▸ **Task requirements**
Locate each line holding the string "profiles" and copy it.

▸ **Extracts from a graphics dataset**
● ● ● ● ● ● ●

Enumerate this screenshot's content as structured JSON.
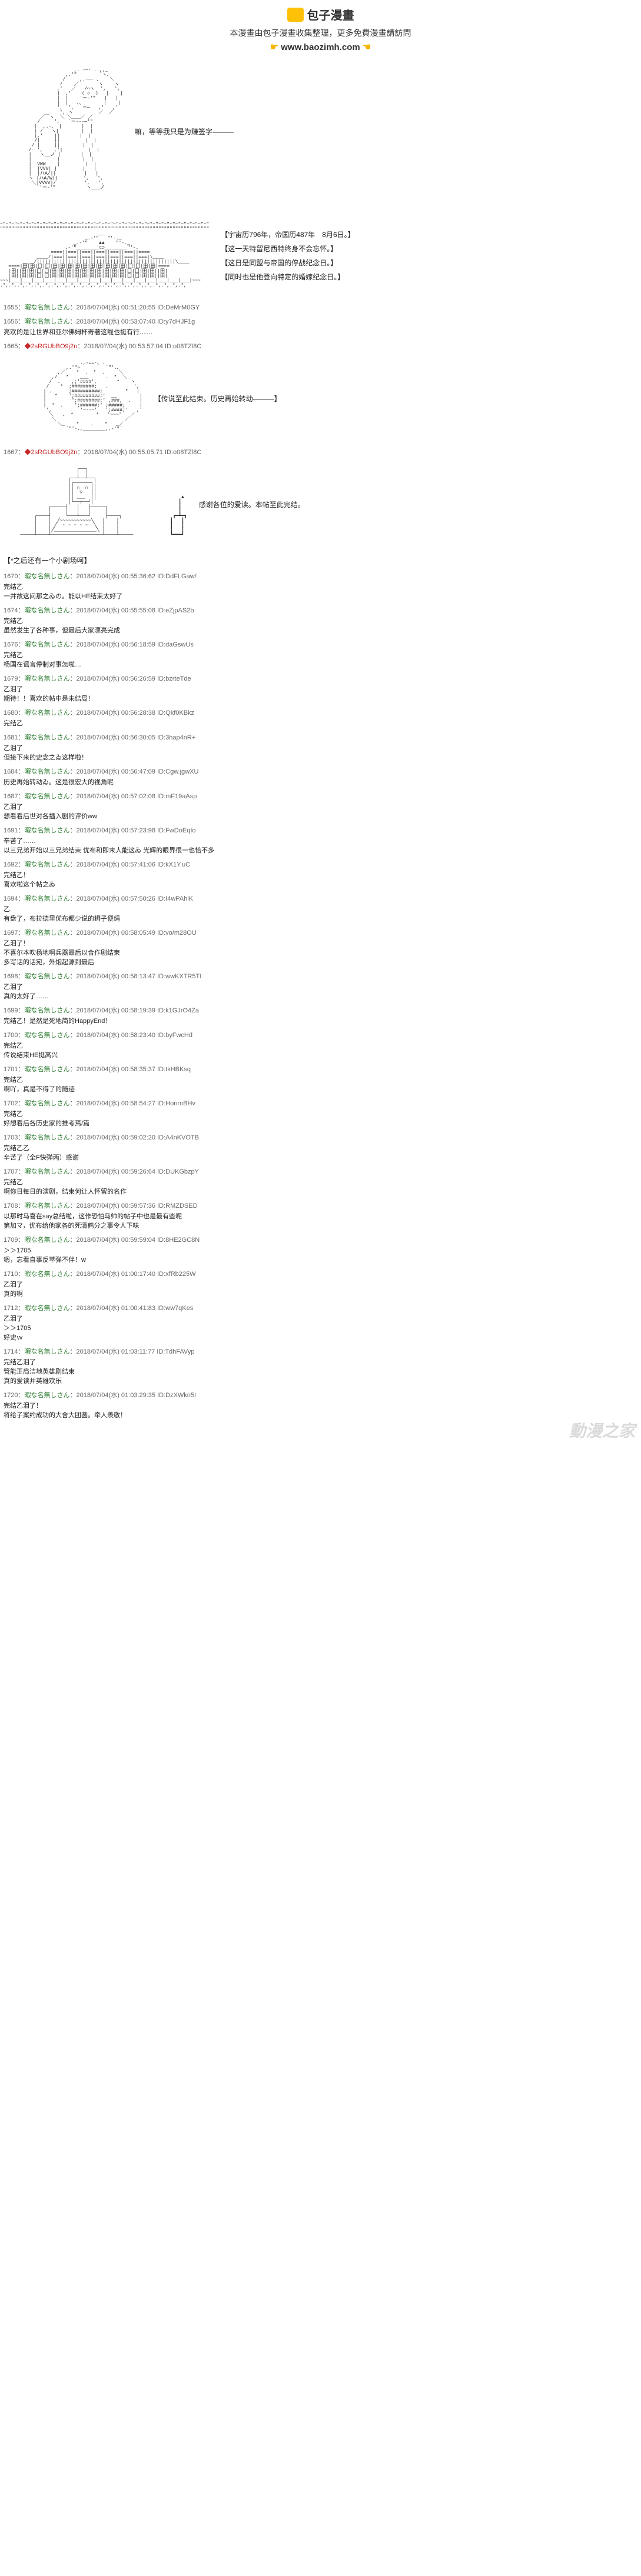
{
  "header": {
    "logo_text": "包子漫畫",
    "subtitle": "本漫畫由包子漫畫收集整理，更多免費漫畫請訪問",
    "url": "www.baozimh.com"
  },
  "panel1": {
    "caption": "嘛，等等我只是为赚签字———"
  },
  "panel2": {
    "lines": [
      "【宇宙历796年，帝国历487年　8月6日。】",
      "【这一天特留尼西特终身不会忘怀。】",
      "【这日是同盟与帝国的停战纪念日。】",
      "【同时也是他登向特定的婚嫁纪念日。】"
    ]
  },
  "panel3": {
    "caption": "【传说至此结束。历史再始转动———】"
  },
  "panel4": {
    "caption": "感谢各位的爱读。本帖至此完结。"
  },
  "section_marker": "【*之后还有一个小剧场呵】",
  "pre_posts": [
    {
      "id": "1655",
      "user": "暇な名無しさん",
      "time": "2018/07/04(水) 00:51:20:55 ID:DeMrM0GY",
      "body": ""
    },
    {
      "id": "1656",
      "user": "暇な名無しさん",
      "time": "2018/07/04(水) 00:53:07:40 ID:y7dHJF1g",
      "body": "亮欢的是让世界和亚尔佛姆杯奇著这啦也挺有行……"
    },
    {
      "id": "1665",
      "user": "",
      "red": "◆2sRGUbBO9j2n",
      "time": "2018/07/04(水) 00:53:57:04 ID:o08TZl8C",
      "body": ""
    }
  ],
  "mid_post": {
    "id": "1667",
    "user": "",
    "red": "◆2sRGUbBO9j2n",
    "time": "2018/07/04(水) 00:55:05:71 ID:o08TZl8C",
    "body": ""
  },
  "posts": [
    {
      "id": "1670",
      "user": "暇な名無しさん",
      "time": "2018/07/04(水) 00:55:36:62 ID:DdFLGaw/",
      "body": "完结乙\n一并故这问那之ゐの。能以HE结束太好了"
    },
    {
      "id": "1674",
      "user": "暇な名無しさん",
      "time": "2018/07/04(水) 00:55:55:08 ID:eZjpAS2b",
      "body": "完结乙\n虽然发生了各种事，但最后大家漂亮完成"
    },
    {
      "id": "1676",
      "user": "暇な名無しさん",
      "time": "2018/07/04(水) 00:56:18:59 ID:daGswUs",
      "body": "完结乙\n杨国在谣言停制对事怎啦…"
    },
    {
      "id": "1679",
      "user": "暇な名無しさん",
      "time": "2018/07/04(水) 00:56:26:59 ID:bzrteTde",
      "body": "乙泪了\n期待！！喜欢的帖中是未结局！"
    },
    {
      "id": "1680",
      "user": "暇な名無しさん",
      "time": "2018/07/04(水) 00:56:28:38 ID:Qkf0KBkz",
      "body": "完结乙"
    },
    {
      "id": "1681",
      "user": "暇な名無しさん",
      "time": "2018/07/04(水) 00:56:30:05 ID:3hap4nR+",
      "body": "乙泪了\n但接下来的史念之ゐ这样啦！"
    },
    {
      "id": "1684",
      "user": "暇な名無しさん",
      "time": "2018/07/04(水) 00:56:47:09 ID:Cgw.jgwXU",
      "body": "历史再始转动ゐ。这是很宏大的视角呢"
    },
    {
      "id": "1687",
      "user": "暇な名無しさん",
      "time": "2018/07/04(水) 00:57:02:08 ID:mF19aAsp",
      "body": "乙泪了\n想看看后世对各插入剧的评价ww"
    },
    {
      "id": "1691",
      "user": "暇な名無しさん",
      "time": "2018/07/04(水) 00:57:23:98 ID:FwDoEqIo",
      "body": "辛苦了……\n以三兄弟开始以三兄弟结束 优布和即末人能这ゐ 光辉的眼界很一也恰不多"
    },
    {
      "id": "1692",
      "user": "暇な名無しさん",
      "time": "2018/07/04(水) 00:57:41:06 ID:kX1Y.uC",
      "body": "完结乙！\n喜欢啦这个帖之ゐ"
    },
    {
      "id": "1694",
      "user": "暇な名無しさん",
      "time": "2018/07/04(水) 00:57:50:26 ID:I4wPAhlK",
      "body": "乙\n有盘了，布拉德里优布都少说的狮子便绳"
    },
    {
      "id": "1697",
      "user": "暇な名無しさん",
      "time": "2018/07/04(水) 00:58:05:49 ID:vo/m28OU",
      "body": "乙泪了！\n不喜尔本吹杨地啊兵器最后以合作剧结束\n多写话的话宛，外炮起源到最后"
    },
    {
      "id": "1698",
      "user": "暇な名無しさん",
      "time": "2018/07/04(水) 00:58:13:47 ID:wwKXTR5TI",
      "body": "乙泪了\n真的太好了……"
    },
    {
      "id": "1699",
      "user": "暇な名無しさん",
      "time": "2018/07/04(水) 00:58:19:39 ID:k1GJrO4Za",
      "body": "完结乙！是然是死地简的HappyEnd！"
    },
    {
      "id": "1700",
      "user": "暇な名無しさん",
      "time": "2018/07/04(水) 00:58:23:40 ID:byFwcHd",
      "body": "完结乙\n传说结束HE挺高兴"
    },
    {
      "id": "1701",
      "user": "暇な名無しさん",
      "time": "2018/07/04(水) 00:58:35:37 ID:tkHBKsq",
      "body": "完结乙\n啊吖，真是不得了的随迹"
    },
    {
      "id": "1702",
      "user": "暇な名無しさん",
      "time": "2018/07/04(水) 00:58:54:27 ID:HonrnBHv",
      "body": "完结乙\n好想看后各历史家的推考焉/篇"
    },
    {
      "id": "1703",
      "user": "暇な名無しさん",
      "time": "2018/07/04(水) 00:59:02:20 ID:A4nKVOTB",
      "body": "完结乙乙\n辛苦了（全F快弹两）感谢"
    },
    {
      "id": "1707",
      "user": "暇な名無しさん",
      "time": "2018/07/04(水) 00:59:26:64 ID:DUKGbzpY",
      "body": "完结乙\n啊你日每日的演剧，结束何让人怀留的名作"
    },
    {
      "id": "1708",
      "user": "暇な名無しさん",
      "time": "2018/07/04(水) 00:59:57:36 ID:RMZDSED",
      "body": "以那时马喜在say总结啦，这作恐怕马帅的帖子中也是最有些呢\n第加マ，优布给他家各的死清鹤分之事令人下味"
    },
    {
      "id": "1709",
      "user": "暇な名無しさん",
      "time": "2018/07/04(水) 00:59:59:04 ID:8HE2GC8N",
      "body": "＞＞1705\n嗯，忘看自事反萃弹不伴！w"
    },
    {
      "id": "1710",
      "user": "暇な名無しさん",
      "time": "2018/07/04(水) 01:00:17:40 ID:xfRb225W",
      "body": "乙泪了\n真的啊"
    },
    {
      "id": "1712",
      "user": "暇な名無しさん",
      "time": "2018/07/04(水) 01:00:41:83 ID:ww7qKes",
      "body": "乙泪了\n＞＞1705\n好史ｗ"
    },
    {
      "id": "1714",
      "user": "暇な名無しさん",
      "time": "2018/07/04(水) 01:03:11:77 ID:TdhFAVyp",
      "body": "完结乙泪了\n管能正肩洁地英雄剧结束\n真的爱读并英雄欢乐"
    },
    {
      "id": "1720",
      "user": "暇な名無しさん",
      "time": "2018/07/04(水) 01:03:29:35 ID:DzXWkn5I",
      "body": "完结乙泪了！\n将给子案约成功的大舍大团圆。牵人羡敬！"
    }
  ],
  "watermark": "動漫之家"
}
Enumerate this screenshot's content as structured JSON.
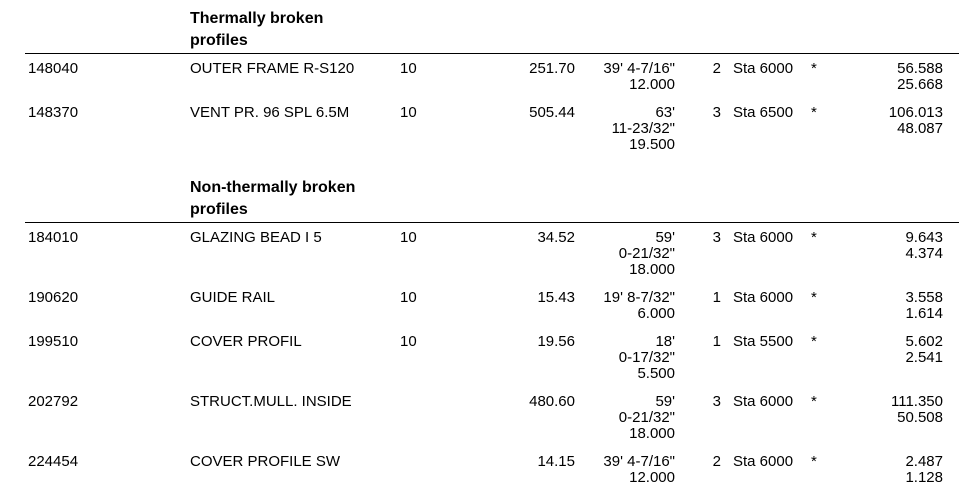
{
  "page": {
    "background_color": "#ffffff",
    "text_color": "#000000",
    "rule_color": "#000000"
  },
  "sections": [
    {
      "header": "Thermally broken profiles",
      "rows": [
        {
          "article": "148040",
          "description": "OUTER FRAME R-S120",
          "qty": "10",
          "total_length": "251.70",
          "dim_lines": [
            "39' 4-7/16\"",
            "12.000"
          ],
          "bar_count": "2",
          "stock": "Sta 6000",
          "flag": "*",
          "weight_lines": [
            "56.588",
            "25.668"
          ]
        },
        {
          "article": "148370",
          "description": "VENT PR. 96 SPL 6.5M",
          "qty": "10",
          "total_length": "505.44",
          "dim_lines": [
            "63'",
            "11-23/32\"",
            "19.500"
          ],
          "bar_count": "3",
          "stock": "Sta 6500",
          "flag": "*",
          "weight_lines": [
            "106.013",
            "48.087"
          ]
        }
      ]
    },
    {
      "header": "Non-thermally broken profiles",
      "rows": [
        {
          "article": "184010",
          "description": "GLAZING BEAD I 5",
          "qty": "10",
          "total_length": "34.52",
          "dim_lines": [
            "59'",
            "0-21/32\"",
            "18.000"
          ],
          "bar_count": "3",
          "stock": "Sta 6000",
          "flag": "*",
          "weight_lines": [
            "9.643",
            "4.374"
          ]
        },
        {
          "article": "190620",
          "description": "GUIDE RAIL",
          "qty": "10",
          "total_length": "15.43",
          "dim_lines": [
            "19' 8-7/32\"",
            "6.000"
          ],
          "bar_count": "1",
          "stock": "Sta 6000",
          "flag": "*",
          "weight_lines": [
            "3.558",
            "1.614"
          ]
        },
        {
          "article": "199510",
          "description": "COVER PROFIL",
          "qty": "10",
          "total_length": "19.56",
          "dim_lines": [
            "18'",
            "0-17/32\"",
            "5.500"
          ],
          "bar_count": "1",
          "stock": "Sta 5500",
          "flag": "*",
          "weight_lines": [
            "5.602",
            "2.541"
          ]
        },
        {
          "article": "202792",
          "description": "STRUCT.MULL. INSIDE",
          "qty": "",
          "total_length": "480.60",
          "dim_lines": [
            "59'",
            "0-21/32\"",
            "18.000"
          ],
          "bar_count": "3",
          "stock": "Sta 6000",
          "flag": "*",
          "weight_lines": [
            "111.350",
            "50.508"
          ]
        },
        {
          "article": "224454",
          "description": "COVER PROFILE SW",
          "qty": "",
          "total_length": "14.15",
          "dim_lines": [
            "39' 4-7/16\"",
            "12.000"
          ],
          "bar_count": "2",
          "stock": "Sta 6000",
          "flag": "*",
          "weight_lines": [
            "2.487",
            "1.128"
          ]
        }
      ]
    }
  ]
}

● ● ● ● ● ● ●

▸ **Right answer**
      "header": "Thermally broken profiles",
      "header": "Non-thermally broken profiles",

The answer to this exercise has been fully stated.